-- start DATASET RECORDS --

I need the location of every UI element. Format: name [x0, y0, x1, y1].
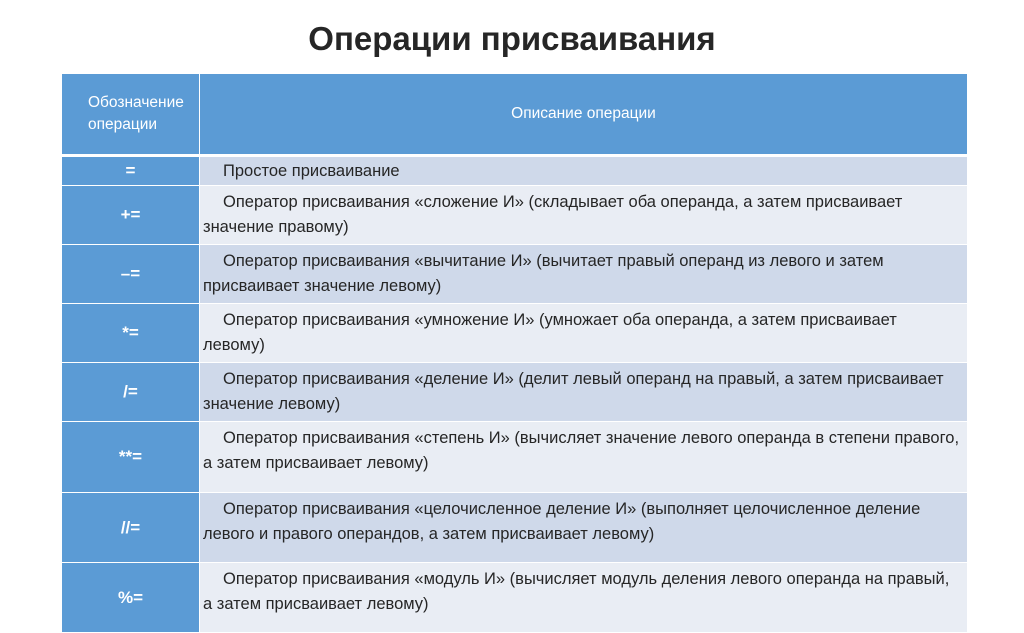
operator-cell: //= [62, 493, 200, 563]
table-header-row [62, 74, 968, 156]
slide-title: Операции присваивания [308, 20, 716, 57]
description-text [203, 190, 963, 240]
description-cell [200, 245, 968, 304]
description-text [203, 567, 963, 617]
operator-cell: *= [62, 304, 200, 363]
description-span: Оператор присваивания «вычитание И» (вычитает правый операнд из левого и затем присваивает значение левому) [203, 252, 884, 295]
description-cell [200, 563, 968, 633]
operator-cell: /= [62, 363, 200, 422]
operator-cell: **= [62, 422, 200, 493]
table-row [62, 245, 968, 304]
table-row [62, 304, 968, 363]
description-text [203, 367, 963, 417]
description-span: Оператор присваивания «сложение И» (складывает оба операнда, а затем присваивает значение правому) [203, 193, 903, 236]
header-operation [62, 74, 200, 156]
description-cell [200, 186, 968, 245]
description-span: Оператор присваивания «умножение И» (умножает оба операнда, а затем присваивает левому) [203, 311, 897, 354]
table-row [62, 156, 968, 186]
description-text [203, 497, 963, 547]
description-text [203, 308, 963, 358]
table-row [62, 422, 968, 493]
description-span: Оператор присваивания «целочисленное деление И» (выполняет целочисленное деление левого и правого операндов, а затем присваивает левому) [203, 500, 921, 543]
description-span: Оператор присваивания «степень И» (вычисляет значение левого операнда в степени правого, а затем присваивает левому) [203, 429, 960, 472]
header-description: Описание операции [200, 74, 968, 156]
description-cell [200, 156, 968, 186]
operator-cell: = [62, 156, 200, 186]
operator-cell: –= [62, 245, 200, 304]
description-cell [200, 363, 968, 422]
description-span: Оператор присваивания «деление И» (делит левый операнд на правый, а затем присваивает значение левому) [203, 370, 944, 413]
table-row [62, 186, 968, 245]
description-cell [200, 493, 968, 563]
description-cell [200, 422, 968, 493]
operator-cell: %= [62, 563, 200, 633]
description-cell [200, 304, 968, 363]
operations-table [61, 73, 968, 633]
operator-cell: += [62, 186, 200, 245]
description-span: Оператор присваивания «модуль И» (вычисляет модуль деления левого операнда на правый, а затем присваивает левому) [203, 570, 950, 613]
description-text: Простое присваивание [223, 161, 400, 180]
description-text [203, 249, 963, 299]
header-operation-line1: Обозначение [88, 94, 184, 111]
header-operation-line2: операции [88, 116, 158, 133]
description-text [203, 426, 963, 476]
table-row [62, 363, 968, 422]
table-row [62, 493, 968, 563]
table-row [62, 563, 968, 633]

-- end DATASET RECORDS --

## BRIEF
Reproduce the entries above line for line, without any changes. Leave the pictures out of your copy.

## TASK RESULT
I need the location of every UI element. Format: name [x0, y0, x1, y1].
operator-cell: //= [62, 493, 200, 563]
table-header-row [62, 74, 968, 156]
slide-title: Операции присваивания [308, 20, 716, 57]
description-text [203, 190, 963, 240]
description-cell [200, 245, 968, 304]
description-text [203, 567, 963, 617]
operator-cell: *= [62, 304, 200, 363]
description-span: Оператор присваивания «вычитание И» (вычитает правый операнд из левого и затем присваивает значение левому) [203, 252, 884, 295]
description-cell [200, 563, 968, 633]
operator-cell: /= [62, 363, 200, 422]
operator-cell: **= [62, 422, 200, 493]
table-row [62, 245, 968, 304]
table-row [62, 304, 968, 363]
description-text [203, 367, 963, 417]
description-span: Оператор присваивания «сложение И» (складывает оба операнда, а затем присваивает значение правому) [203, 193, 903, 236]
header-operation [62, 74, 200, 156]
description-cell [200, 186, 968, 245]
description-span: Оператор присваивания «умножение И» (умножает оба операнда, а затем присваивает левому) [203, 311, 897, 354]
table-row [62, 156, 968, 186]
description-text [203, 497, 963, 547]
description-text [203, 308, 963, 358]
table-row [62, 422, 968, 493]
description-span: Оператор присваивания «целочисленное деление И» (выполняет целочисленное деление левого и правого операндов, а затем присваивает левому) [203, 500, 921, 543]
description-span: Оператор присваивания «степень И» (вычисляет значение левого операнда в степени правого, а затем присваивает левому) [203, 429, 960, 472]
header-description: Описание операции [200, 74, 968, 156]
description-cell [200, 156, 968, 186]
operator-cell: = [62, 156, 200, 186]
operator-cell: –= [62, 245, 200, 304]
description-cell [200, 363, 968, 422]
description-span: Оператор присваивания «деление И» (делит левый операнд на правый, а затем присваивает значение левому) [203, 370, 944, 413]
table-row [62, 186, 968, 245]
description-cell [200, 493, 968, 563]
description-cell [200, 422, 968, 493]
operator-cell: %= [62, 563, 200, 633]
description-cell [200, 304, 968, 363]
operations-table [61, 73, 968, 633]
operator-cell: += [62, 186, 200, 245]
description-span: Оператор присваивания «модуль И» (вычисляет модуль деления левого операнда на правый, а затем присваивает левому) [203, 570, 950, 613]
description-text: Простое присваивание [223, 161, 400, 180]
description-text [203, 249, 963, 299]
header-operation-line1: Обозначение [88, 94, 184, 111]
header-operation-line2: операции [88, 116, 158, 133]
description-text [203, 426, 963, 476]
table-row [62, 363, 968, 422]
table-row [62, 493, 968, 563]
table-row [62, 563, 968, 633]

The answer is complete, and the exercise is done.